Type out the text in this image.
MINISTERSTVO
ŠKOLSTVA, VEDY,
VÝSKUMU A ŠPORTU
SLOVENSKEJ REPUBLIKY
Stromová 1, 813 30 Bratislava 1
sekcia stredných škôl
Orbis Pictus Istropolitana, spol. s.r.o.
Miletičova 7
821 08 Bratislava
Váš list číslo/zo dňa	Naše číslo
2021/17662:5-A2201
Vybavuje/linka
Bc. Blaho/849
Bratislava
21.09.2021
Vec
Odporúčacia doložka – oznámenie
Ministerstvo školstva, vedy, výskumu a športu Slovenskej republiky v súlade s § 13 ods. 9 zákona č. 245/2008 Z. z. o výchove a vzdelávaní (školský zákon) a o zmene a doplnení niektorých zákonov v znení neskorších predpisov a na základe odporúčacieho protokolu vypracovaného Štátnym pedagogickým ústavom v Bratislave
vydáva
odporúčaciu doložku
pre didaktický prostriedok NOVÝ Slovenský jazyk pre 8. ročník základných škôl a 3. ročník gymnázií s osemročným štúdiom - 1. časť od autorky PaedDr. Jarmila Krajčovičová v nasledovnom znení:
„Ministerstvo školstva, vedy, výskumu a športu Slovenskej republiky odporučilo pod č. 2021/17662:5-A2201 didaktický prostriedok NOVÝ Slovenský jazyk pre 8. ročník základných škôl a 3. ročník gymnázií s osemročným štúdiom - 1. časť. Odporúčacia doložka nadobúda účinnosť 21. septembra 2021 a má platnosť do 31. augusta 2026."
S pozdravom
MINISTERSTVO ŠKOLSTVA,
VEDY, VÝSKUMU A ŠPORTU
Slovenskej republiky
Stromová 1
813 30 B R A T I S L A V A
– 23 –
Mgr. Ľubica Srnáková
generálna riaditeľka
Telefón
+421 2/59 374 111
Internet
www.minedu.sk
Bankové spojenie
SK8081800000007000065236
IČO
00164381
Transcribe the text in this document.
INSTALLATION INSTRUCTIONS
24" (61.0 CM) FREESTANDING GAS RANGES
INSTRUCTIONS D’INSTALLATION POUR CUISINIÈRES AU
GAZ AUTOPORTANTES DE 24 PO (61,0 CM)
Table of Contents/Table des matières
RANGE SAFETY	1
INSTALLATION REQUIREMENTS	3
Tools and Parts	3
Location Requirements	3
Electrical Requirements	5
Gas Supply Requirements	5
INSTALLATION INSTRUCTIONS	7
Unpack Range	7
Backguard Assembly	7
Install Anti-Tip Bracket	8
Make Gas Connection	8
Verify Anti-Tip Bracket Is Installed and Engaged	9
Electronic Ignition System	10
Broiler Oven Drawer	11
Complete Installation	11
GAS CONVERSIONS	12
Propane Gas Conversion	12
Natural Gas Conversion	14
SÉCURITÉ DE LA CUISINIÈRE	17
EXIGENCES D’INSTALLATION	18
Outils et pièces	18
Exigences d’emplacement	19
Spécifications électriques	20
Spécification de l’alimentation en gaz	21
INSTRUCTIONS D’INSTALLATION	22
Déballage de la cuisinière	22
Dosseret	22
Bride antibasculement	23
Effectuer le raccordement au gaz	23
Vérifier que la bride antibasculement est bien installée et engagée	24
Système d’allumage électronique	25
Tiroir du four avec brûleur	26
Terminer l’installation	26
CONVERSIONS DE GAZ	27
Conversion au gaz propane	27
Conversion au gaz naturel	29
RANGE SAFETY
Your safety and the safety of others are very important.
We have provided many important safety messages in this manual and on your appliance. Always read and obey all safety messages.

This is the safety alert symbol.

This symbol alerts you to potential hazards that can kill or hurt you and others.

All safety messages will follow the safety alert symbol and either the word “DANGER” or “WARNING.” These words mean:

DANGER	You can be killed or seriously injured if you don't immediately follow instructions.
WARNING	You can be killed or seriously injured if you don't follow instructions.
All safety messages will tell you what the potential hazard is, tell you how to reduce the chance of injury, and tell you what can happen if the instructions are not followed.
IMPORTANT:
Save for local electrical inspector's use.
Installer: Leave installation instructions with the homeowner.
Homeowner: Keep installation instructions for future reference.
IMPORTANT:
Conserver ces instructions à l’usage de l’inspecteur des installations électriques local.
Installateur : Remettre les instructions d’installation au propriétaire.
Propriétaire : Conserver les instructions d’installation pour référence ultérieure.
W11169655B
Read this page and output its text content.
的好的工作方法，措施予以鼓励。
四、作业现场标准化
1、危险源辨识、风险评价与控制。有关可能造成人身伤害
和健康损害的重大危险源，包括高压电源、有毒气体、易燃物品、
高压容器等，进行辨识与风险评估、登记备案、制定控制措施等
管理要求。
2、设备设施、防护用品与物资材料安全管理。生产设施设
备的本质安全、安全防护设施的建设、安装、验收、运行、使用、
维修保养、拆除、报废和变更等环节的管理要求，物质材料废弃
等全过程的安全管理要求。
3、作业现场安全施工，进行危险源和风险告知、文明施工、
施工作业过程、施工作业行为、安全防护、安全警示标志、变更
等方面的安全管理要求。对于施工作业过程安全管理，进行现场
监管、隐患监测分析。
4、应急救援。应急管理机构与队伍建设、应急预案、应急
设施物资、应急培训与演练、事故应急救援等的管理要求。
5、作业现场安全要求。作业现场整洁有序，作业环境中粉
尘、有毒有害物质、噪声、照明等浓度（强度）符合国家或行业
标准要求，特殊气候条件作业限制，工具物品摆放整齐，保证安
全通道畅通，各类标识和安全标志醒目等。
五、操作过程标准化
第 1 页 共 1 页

****

**Exercise**
Extract every line containing the string "CONVERSIONS" from the material.

**Result**
GAS CONVERSIONS	12
CONVERSIONS DE GAZ	27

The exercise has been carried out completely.